- **REQUIRED WORK**
Find how many lines in the material contain "требований"; your answer should be that number alone.

[Dataset records]
• • • • • • •

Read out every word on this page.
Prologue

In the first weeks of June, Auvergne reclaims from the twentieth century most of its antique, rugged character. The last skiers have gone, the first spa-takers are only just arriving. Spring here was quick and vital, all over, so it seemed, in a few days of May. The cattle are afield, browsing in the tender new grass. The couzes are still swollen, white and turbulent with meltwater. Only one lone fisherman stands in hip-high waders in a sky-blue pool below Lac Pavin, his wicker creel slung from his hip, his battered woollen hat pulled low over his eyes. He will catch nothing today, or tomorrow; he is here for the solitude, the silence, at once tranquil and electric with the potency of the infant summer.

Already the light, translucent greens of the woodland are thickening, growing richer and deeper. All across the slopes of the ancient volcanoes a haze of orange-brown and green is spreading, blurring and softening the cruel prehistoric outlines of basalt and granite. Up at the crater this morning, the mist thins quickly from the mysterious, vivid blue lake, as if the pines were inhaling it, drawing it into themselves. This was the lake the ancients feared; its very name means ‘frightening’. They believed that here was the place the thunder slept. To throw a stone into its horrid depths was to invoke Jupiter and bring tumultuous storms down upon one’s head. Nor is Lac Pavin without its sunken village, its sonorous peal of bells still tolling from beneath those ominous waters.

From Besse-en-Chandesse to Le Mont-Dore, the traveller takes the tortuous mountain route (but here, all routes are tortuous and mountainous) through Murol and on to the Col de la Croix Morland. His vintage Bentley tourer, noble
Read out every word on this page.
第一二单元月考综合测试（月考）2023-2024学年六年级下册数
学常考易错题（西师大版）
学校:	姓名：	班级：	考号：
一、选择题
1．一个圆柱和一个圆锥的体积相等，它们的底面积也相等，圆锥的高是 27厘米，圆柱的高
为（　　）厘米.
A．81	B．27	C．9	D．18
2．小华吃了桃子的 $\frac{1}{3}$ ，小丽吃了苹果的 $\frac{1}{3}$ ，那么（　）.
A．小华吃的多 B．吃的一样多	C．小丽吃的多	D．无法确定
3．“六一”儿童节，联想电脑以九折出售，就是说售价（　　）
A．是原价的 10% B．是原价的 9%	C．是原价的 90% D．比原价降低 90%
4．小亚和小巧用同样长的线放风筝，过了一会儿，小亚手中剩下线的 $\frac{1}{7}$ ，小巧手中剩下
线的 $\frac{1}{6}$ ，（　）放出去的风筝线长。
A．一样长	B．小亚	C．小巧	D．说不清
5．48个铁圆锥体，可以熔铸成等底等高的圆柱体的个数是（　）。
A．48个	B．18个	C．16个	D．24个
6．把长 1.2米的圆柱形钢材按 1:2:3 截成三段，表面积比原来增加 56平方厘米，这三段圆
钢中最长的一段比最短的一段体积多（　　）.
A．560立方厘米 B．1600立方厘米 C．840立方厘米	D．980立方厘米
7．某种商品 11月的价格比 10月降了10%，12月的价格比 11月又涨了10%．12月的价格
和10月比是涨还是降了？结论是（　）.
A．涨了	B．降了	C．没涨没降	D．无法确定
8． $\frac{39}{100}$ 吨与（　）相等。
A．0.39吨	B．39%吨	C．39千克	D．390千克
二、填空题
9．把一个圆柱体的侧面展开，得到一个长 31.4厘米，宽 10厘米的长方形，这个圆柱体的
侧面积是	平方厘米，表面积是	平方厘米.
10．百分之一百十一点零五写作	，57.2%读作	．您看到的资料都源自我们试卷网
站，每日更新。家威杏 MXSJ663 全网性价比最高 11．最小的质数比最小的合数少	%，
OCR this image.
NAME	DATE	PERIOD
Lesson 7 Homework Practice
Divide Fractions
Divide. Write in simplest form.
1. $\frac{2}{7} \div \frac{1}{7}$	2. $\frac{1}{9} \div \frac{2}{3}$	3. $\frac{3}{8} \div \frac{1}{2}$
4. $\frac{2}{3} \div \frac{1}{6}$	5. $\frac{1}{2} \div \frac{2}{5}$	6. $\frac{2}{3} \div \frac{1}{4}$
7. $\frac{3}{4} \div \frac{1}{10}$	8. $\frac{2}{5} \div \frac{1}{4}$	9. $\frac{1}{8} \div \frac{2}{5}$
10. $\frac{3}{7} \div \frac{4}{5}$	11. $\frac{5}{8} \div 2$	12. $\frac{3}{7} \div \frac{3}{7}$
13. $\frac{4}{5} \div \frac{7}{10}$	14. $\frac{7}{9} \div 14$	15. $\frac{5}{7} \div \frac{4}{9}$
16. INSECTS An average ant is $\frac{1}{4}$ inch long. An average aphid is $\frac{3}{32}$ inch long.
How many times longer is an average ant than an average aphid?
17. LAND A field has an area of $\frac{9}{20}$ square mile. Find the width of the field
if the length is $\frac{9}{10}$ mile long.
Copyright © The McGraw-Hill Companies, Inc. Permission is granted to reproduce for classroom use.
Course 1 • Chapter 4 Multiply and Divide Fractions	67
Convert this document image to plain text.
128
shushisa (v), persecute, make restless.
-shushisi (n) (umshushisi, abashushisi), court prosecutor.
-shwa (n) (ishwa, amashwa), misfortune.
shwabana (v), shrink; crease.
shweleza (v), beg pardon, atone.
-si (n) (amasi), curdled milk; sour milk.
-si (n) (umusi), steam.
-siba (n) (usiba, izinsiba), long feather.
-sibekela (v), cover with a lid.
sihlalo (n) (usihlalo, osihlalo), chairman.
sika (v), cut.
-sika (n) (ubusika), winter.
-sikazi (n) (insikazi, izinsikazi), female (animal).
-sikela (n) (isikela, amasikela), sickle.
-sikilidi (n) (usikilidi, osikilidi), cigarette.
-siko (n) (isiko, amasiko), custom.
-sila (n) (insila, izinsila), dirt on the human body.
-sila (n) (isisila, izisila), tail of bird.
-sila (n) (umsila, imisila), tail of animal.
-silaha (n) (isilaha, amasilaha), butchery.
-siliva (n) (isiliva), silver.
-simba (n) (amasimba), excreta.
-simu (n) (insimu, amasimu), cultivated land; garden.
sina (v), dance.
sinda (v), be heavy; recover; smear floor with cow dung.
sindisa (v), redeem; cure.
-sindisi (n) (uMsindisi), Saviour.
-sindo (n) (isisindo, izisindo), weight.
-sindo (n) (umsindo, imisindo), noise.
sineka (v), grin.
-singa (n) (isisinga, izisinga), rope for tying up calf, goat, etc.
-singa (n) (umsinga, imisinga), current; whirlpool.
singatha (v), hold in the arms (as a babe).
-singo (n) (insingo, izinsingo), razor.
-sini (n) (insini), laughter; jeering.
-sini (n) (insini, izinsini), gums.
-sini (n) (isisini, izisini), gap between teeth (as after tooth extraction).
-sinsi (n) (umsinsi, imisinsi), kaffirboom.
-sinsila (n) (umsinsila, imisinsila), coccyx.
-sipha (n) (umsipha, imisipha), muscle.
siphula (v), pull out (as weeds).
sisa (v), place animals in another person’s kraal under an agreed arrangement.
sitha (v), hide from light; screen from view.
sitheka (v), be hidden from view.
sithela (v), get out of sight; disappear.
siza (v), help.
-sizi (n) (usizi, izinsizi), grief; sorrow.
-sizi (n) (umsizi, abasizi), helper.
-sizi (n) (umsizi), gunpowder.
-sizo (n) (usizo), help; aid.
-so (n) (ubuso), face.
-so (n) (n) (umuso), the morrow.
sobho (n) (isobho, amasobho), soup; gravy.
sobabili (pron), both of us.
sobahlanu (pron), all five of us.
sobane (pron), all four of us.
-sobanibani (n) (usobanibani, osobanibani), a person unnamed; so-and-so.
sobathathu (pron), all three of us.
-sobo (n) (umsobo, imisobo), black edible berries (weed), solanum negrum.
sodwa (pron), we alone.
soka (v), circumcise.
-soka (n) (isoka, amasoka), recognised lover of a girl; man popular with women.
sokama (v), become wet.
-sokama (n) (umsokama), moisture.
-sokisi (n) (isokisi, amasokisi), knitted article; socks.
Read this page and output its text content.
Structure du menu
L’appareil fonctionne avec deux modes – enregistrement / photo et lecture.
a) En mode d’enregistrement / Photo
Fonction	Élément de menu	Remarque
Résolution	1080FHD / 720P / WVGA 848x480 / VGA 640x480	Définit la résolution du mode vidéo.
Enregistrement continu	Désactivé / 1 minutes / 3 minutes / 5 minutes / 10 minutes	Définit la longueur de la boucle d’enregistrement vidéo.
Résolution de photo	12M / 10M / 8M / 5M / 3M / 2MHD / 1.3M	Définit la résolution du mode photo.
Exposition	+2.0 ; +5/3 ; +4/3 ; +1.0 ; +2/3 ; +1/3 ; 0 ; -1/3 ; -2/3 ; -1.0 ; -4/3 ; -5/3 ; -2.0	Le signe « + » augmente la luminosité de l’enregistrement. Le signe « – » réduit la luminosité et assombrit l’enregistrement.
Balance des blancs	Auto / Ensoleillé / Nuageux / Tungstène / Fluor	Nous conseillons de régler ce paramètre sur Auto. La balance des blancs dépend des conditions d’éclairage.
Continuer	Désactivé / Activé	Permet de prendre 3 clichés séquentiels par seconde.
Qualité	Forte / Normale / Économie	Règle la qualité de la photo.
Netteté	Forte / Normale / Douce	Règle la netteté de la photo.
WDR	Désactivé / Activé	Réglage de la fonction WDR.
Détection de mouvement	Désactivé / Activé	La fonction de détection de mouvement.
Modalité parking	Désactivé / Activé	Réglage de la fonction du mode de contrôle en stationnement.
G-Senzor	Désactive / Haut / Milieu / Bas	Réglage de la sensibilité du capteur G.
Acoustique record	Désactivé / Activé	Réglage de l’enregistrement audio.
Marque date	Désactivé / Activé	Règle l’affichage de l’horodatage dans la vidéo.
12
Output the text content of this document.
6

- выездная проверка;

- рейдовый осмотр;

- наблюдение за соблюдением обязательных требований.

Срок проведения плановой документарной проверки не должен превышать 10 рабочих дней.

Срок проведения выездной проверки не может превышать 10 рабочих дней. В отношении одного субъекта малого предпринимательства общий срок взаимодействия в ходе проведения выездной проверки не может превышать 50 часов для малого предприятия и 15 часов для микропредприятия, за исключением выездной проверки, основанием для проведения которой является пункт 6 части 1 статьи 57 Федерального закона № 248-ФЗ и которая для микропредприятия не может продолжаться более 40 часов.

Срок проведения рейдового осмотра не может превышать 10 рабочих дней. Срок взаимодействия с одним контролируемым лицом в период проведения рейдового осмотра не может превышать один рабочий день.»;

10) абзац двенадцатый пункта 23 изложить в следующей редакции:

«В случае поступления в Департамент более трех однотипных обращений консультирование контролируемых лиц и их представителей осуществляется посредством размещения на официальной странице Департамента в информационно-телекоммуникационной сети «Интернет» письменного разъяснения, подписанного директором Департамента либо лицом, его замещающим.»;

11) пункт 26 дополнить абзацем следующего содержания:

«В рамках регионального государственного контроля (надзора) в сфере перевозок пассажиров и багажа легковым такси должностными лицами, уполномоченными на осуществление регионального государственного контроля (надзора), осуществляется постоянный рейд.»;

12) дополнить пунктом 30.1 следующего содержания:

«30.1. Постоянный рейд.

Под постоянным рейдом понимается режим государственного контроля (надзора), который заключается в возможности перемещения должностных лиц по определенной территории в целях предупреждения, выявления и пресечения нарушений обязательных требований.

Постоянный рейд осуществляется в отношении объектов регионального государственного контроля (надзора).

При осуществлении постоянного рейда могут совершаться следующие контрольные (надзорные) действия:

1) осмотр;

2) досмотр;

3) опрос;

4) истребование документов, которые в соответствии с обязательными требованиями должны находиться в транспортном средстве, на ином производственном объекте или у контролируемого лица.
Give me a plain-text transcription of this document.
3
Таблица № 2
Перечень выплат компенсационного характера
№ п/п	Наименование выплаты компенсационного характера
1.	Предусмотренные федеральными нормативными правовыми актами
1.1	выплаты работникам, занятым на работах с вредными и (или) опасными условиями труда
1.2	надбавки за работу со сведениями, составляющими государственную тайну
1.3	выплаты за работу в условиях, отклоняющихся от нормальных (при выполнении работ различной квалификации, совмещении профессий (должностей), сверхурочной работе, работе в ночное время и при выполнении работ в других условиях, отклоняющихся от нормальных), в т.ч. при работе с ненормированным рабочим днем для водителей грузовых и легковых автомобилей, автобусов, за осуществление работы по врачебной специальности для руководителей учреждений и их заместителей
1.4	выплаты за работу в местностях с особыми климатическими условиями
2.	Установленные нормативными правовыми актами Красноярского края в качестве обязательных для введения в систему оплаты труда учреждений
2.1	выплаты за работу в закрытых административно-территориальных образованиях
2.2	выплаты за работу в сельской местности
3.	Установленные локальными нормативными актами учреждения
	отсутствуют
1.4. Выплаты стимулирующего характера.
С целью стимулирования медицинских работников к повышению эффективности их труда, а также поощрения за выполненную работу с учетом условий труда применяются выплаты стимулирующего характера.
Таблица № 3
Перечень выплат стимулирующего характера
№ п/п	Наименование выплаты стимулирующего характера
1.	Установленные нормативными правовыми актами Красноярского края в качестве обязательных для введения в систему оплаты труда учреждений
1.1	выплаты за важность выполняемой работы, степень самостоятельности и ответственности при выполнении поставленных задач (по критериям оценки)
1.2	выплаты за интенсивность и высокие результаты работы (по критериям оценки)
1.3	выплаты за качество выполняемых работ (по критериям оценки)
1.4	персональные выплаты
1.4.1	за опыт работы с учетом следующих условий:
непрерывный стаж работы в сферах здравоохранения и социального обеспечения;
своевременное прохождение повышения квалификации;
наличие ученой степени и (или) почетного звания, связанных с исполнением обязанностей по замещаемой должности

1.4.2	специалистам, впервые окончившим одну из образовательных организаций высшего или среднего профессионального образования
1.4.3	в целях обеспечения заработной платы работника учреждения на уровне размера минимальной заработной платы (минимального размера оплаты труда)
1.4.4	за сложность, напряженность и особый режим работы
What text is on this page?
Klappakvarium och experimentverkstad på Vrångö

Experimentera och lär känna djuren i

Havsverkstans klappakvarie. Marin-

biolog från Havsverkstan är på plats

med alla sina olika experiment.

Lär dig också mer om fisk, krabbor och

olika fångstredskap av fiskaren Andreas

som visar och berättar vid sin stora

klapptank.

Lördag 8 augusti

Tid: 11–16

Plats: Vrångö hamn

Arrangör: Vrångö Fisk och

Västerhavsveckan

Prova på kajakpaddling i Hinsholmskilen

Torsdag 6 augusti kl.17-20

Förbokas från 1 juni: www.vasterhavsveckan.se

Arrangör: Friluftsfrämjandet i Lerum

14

• • • • • • •

- **WRITTEN RESPONSE**
2